-- start of Extracted data --

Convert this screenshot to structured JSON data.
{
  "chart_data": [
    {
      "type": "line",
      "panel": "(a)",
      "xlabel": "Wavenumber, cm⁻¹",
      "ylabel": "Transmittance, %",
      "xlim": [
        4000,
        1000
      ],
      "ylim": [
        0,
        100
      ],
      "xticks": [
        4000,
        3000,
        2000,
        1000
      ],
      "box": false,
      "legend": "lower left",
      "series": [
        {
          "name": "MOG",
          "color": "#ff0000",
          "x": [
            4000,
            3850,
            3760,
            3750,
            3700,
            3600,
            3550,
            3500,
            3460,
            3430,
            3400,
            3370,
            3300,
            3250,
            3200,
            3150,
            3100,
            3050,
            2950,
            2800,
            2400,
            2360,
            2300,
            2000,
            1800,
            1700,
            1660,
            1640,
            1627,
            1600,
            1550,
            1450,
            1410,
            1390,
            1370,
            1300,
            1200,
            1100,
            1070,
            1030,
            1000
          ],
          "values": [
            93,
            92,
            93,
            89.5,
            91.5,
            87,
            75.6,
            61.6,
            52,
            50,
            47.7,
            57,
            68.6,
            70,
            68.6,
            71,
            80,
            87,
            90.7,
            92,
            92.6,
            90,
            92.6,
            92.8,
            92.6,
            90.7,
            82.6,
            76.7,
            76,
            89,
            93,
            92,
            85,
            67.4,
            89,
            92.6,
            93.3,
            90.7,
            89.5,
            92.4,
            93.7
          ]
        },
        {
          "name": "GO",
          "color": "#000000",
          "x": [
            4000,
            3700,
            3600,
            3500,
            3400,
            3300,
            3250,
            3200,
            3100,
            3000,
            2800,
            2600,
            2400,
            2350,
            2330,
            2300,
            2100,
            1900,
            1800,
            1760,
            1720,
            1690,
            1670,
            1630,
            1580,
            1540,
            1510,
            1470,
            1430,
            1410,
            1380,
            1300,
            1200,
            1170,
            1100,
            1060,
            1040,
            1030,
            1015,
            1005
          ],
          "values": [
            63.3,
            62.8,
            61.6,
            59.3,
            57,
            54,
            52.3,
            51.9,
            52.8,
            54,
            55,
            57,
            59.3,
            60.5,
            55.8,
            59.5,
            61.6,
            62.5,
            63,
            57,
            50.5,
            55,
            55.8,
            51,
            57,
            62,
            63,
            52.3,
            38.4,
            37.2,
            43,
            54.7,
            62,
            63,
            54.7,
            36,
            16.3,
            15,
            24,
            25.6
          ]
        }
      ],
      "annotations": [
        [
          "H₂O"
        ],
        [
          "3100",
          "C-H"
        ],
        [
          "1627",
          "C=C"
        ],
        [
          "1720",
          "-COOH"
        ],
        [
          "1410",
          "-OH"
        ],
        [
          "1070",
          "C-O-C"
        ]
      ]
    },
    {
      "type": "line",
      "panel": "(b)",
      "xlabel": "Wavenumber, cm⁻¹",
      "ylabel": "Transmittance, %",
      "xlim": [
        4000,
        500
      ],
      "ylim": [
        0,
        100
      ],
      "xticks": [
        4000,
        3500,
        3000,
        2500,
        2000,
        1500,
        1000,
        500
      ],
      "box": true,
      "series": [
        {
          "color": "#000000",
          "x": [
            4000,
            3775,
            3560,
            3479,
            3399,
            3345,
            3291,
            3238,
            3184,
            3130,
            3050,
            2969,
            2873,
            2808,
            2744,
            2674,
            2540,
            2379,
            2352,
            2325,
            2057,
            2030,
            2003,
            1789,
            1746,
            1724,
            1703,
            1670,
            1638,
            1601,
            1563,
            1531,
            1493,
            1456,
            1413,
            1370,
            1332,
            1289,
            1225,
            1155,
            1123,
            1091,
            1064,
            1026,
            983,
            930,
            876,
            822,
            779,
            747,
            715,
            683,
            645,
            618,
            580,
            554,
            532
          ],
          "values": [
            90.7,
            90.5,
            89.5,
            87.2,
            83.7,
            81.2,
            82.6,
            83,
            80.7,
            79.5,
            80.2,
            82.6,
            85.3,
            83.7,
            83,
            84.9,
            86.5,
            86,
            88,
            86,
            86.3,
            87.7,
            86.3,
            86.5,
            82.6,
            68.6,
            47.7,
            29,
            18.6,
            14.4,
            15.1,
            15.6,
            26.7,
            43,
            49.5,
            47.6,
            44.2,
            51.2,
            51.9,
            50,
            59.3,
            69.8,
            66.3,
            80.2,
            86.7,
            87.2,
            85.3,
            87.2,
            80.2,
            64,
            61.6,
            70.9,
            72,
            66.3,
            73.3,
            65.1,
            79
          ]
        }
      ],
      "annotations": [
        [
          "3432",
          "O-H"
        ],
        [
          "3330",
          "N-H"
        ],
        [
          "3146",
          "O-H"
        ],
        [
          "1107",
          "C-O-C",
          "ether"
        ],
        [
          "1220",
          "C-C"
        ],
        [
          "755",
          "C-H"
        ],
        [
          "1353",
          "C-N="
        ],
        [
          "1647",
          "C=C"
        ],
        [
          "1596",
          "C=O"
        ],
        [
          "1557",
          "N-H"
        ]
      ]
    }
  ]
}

-- end of Extracted data --
-- start of Extracted data --

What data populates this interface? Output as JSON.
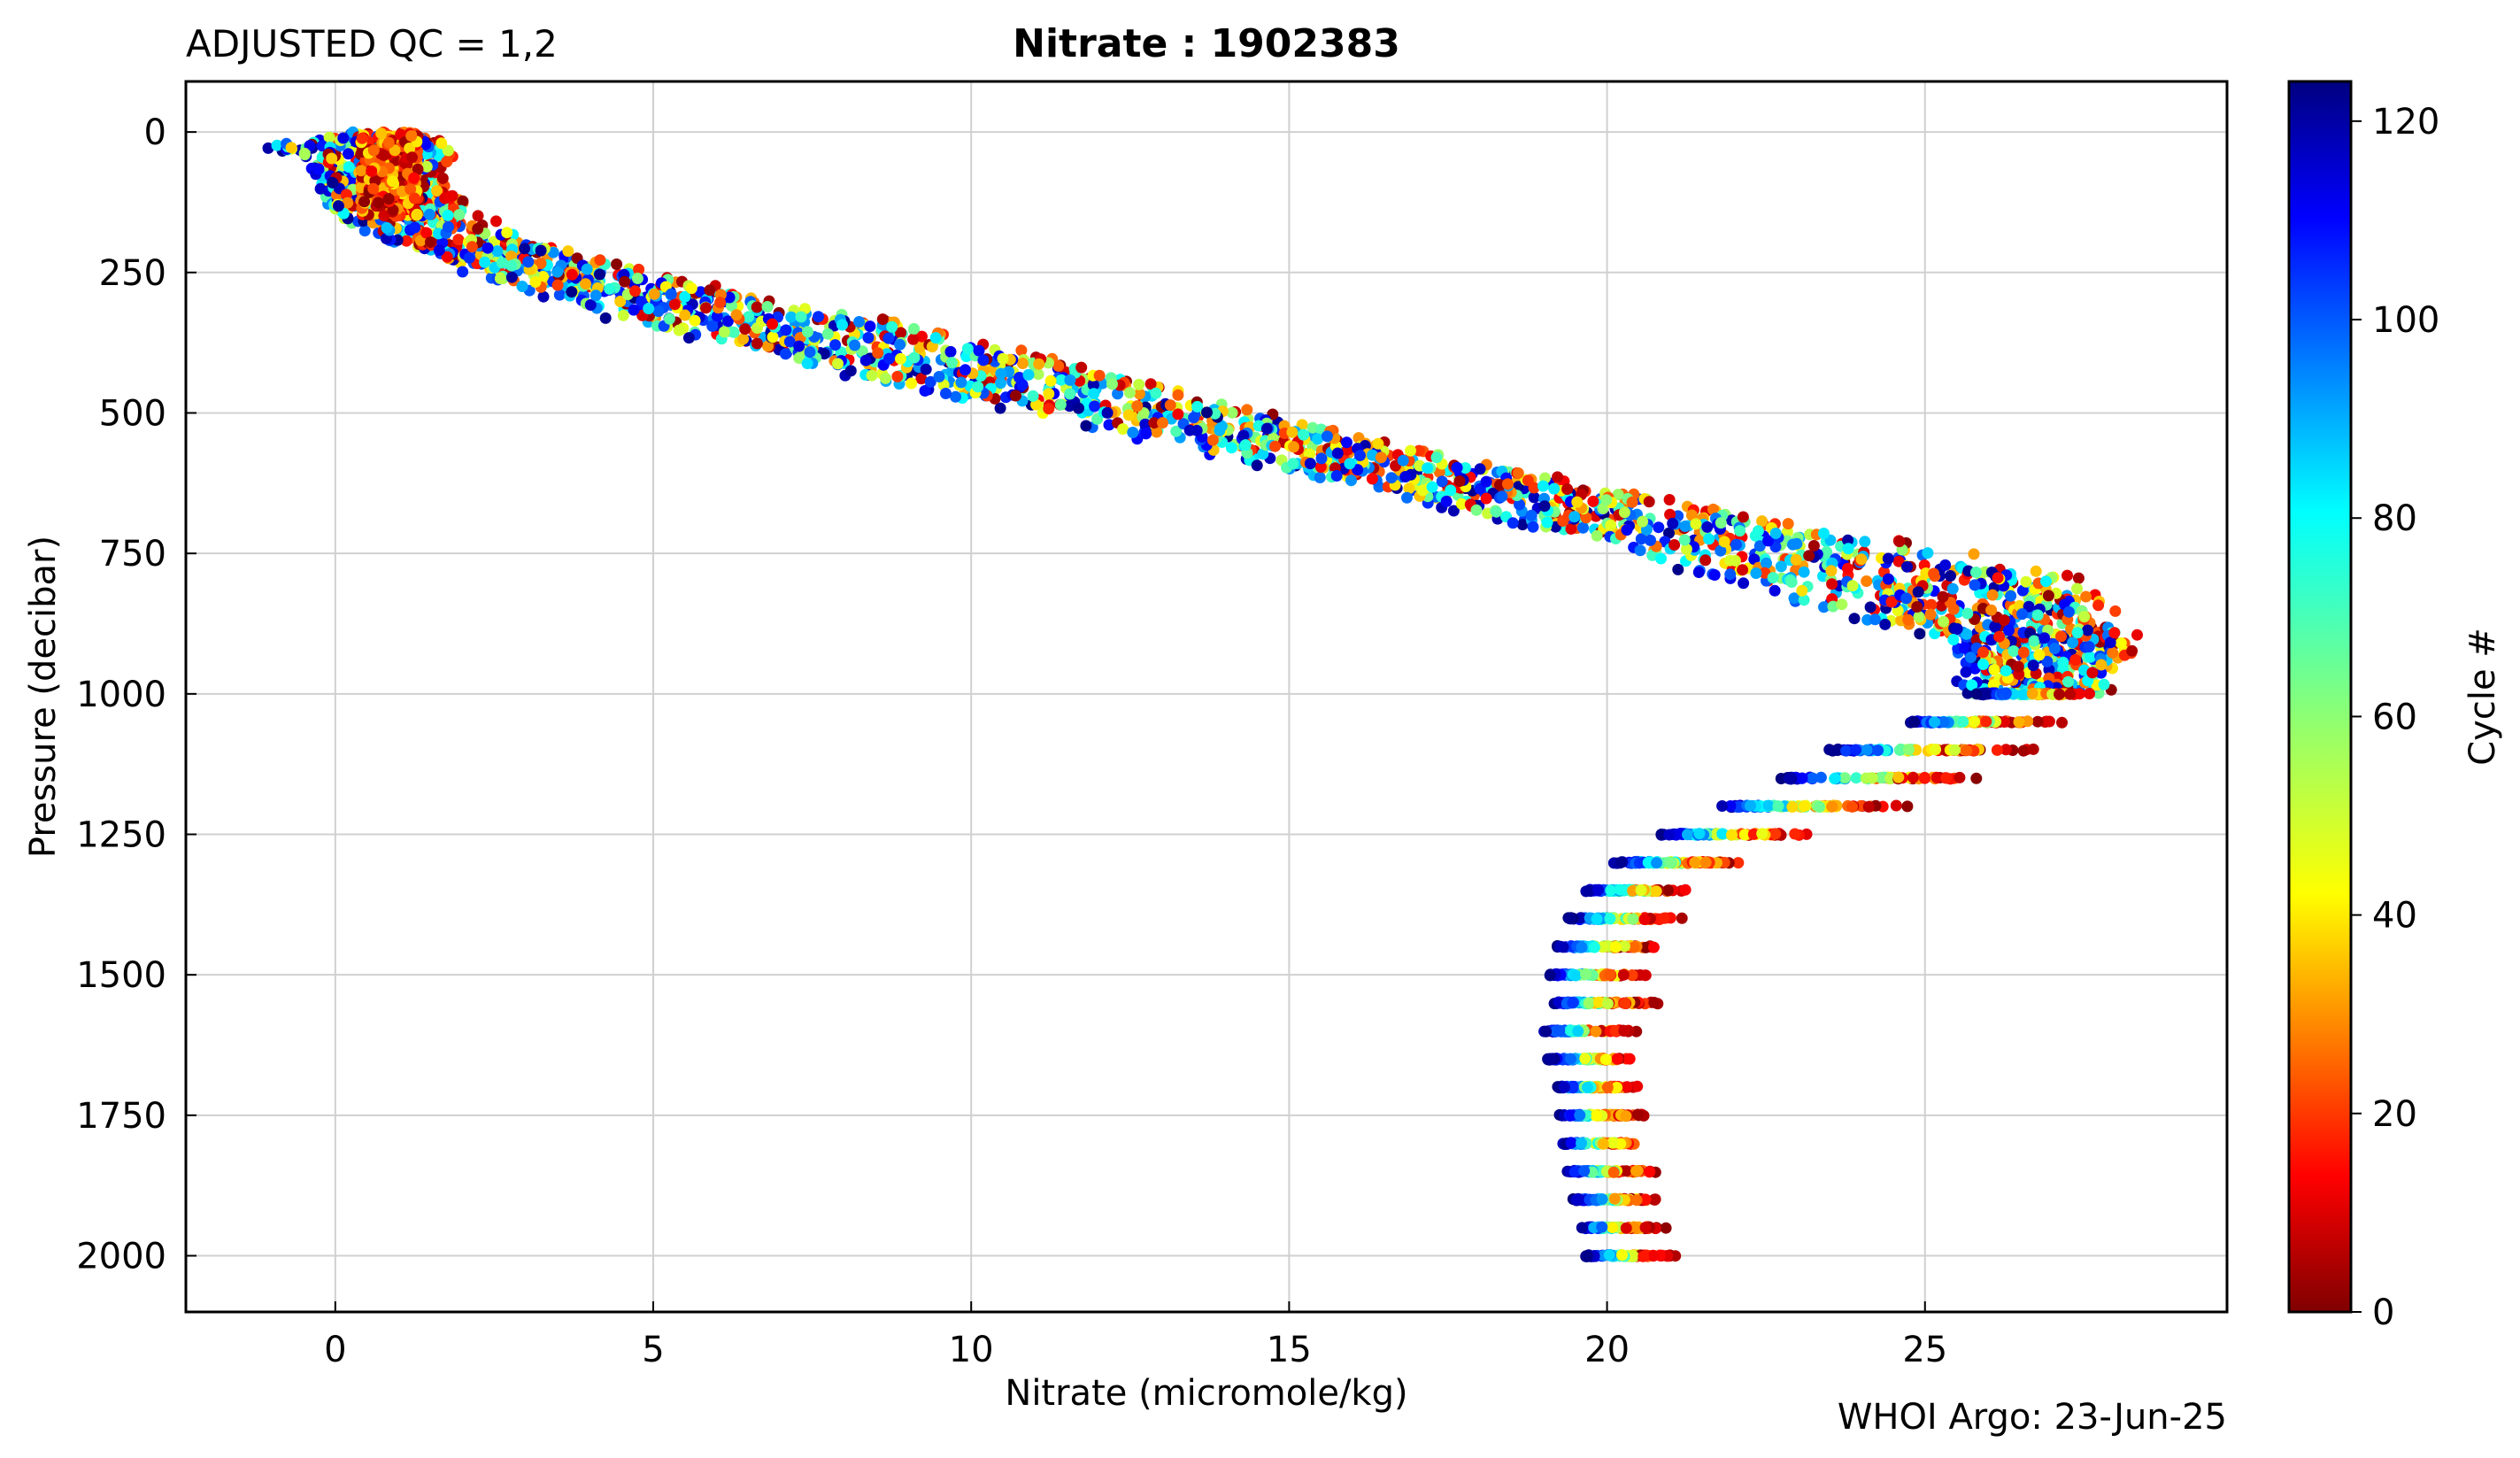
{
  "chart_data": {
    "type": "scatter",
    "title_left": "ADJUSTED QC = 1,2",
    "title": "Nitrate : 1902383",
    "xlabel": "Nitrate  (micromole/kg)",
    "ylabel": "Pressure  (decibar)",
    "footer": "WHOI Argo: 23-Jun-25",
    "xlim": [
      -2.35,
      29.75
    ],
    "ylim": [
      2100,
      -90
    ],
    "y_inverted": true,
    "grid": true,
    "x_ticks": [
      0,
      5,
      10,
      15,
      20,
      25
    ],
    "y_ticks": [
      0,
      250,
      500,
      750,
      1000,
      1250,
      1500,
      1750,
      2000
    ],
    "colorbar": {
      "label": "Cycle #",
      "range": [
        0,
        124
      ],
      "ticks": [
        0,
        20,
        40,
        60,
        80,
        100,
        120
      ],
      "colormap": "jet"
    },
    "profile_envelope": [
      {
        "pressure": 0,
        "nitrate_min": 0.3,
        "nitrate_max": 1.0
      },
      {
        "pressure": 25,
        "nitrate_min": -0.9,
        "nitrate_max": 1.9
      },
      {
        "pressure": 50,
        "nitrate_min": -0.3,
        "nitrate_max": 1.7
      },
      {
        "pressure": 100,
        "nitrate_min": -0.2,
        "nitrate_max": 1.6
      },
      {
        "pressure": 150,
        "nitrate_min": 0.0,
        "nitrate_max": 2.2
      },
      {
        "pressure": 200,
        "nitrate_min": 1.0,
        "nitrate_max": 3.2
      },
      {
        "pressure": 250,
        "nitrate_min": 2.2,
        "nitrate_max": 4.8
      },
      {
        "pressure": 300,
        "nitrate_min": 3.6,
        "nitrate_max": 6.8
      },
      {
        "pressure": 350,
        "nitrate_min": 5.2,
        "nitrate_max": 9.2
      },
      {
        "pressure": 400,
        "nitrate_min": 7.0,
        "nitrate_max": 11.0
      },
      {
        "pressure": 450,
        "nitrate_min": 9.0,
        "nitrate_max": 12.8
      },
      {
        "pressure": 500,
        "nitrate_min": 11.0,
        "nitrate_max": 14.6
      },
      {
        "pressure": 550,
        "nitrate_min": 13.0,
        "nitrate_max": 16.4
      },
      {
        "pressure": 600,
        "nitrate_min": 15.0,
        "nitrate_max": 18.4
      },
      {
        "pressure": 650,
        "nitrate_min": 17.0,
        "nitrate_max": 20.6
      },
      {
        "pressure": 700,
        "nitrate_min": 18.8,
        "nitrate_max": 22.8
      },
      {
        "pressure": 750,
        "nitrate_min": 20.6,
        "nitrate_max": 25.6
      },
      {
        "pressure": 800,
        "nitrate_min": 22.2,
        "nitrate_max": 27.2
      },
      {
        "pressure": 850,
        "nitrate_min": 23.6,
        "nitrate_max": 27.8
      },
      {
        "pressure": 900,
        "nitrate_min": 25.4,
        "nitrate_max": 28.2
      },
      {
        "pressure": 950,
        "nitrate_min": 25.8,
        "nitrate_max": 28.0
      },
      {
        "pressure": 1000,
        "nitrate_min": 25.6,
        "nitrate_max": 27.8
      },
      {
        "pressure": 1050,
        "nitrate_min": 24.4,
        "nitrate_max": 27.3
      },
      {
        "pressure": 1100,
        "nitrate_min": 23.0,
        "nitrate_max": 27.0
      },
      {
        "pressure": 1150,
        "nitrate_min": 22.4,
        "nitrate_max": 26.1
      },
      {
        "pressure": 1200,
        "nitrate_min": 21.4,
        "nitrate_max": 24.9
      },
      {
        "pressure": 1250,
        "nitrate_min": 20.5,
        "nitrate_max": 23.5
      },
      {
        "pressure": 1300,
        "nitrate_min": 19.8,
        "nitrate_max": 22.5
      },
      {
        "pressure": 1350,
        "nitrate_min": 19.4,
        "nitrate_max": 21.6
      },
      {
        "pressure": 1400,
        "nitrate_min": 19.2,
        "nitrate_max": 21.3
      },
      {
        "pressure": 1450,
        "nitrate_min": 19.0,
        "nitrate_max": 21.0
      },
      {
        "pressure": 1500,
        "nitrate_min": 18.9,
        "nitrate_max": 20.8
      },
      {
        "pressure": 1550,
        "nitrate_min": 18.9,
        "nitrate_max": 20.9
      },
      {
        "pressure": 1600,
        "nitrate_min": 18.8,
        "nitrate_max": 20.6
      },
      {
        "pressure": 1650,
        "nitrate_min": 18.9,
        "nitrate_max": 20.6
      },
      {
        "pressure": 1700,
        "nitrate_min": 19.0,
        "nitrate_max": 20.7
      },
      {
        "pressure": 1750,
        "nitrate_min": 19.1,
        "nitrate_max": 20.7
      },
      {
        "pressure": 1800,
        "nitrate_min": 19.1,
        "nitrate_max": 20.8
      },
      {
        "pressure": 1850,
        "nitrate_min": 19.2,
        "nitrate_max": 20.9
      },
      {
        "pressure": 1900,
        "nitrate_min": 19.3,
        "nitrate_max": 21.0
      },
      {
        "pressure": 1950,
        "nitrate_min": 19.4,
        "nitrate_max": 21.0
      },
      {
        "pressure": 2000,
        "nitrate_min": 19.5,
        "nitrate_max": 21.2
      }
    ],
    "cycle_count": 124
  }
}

-- end of Extracted data --

→ **What you are asked to do**: Pick out the lines containing the word "JSON" and show them.

→ **Result for this exercise**:
Convert this screenshot to structured JSON data.
What data populates this interface? Output as JSON.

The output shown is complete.